Return every record below exactly as written, but leave out the pictures.

* [DATASET ROWS]
::::::
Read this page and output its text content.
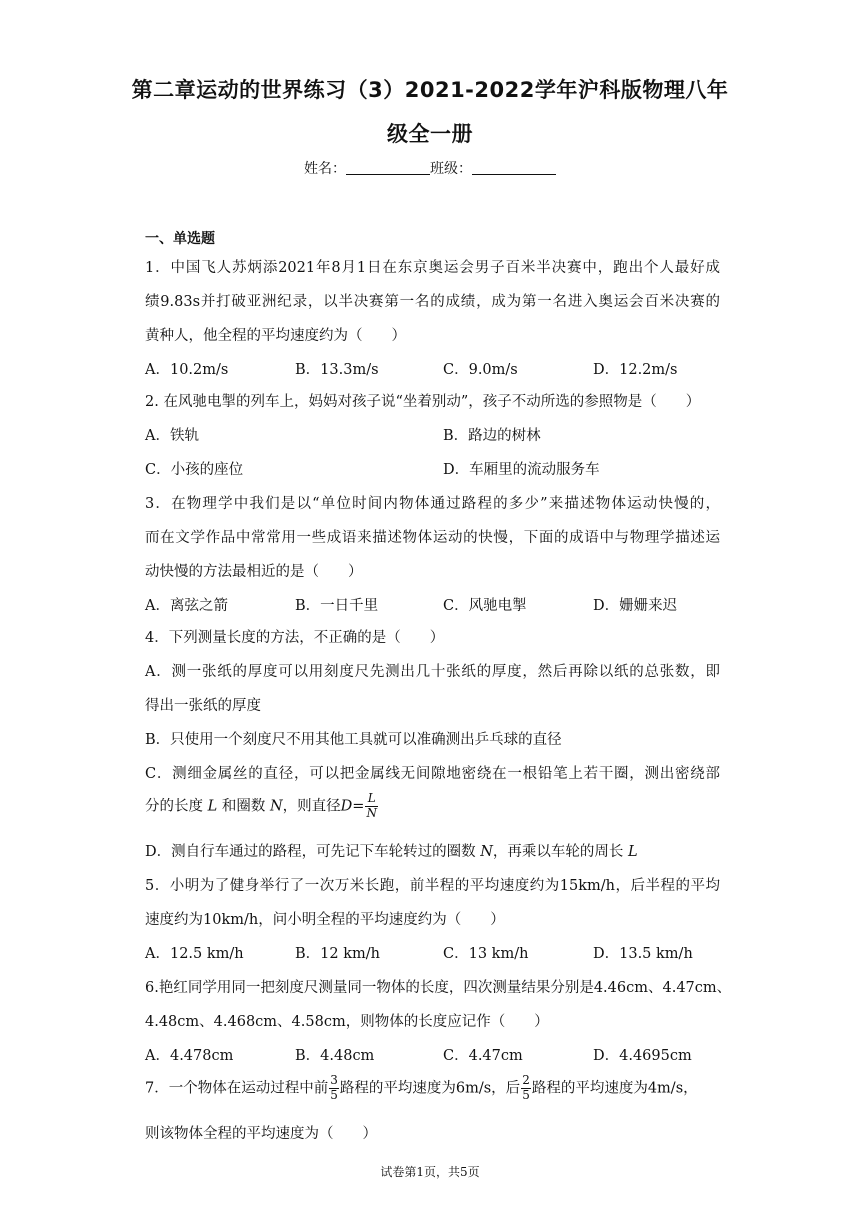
第二章运动的世界练习（3）2021-2022学年沪科版物理八年
级全一册
姓名：	班级：
一、单选题
1．中国飞人苏炳添2021年8月1日在东京奥运会男子百米半决赛中，跑出个人最好成
绩9.83s并打破亚洲纪录，以半决赛第一名的成绩，成为第一名进入奥运会百米决赛的
黄种人，他全程的平均速度约为（　　）
A．10.2m/s	B．13.3m/s	C．9.0m/s	D．12.2m/s
2. 在风驰电掣的列车上，妈妈对孩子说“坐着别动”，孩子不动所选的参照物是（　　）
A．铁轨	B．路边的树林
C．小孩的座位	D．车厢里的流动服务车
3．在物理学中我们是以“单位时间内物体通过路程的多少”来描述物体运动快慢的，
而在文学作品中常常用一些成语来描述物体运动的快慢，下面的成语中与物理学描述运
动快慢的方法最相近的是（　　）
A．离弦之箭	B．一日千里	C．风驰电掣	D．姗姗来迟
4．下列测量长度的方法，不正确的是（　　）
A．测一张纸的厚度可以用刻度尺先测出几十张纸的厚度，然后再除以纸的总张数，即
得出一张纸的厚度
B．只使用一个刻度尺不用其他工具就可以准确测出乒乓球的直径
C．测细金属丝的直径，可以把金属线无间隙地密绕在一根铅笔上若干圈，测出密绕部
分的长度 L 和圈数 N，则直径$D= \frac{L}{N}$
D．测自行车通过的路程，可先记下车轮转过的圈数 N，再乘以车轮的周长 L
5．小明为了健身举行了一次万米长跑，前半程的平均速度约为15km/h，后半程的平均
速度约为10km/h，问小明全程的平均速度约为（　　）
A．12.5 km/h	B．12 km/h	C．13 km/h	D．13.5 km/h
6.艳红同学用同一把刻度尺测量同一物体的长度，四次测量结果分别是4.46cm、4.47cm、
4.48cm、4.468cm、4.58cm，则物体的长度应记作（　　）
A．4.478cm	B．4.48cm	C．4.47cm	D．4.4695cm
7．一个物体在运动过程中前 $\frac{3}{5}$ 路程的平均速度为6m/s，后 $\frac{2}{5}$ 路程的平均速度为4m/s，
则该物体全程的平均速度为（　　）
试卷第1页，共5页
::::::
* [ANSWER FOR THE TASK]
Read this page and output its text content.
第二章运动的世界练习（3）2021-2022学年沪科版物理八年
级全一册
姓名：	班级：
一、单选题
1．中国飞人苏炳添2021年8月1日在东京奥运会男子百米半决赛中，跑出个人最好成
绩9.83s并打破亚洲纪录，以半决赛第一名的成绩，成为第一名进入奥运会百米决赛的
黄种人，他全程的平均速度约为（　　）
A．10.2m/s	B．13.3m/s	C．9.0m/s	D．12.2m/s
2. 在风驰电掣的列车上，妈妈对孩子说“坐着别动”，孩子不动所选的参照物是（　　）
A．铁轨	B．路边的树林
C．小孩的座位	D．车厢里的流动服务车
3．在物理学中我们是以“单位时间内物体通过路程的多少”来描述物体运动快慢的，
而在文学作品中常常用一些成语来描述物体运动的快慢，下面的成语中与物理学描述运
动快慢的方法最相近的是（　　）
A．离弦之箭	B．一日千里	C．风驰电掣	D．姗姗来迟
4．下列测量长度的方法，不正确的是（　　）
A．测一张纸的厚度可以用刻度尺先测出几十张纸的厚度，然后再除以纸的总张数，即
得出一张纸的厚度
B．只使用一个刻度尺不用其他工具就可以准确测出乒乓球的直径
C．测细金属丝的直径，可以把金属线无间隙地密绕在一根铅笔上若干圈，测出密绕部
分的长度 L 和圈数 N，则直径$D= \frac{L}{N}$
D．测自行车通过的路程，可先记下车轮转过的圈数 N，再乘以车轮的周长 L
5．小明为了健身举行了一次万米长跑，前半程的平均速度约为15km/h，后半程的平均
速度约为10km/h，问小明全程的平均速度约为（　　）
A．12.5 km/h	B．12 km/h	C．13 km/h	D．13.5 km/h
6.艳红同学用同一把刻度尺测量同一物体的长度，四次测量结果分别是4.46cm、4.47cm、
4.48cm、4.468cm、4.58cm，则物体的长度应记作（　　）
A．4.478cm	B．4.48cm	C．4.47cm	D．4.4695cm
7．一个物体在运动过程中前 $\frac{3}{5}$ 路程的平均速度为6m/s，后 $\frac{2}{5}$ 路程的平均速度为4m/s，
则该物体全程的平均速度为（　　）
试卷第1页，共5页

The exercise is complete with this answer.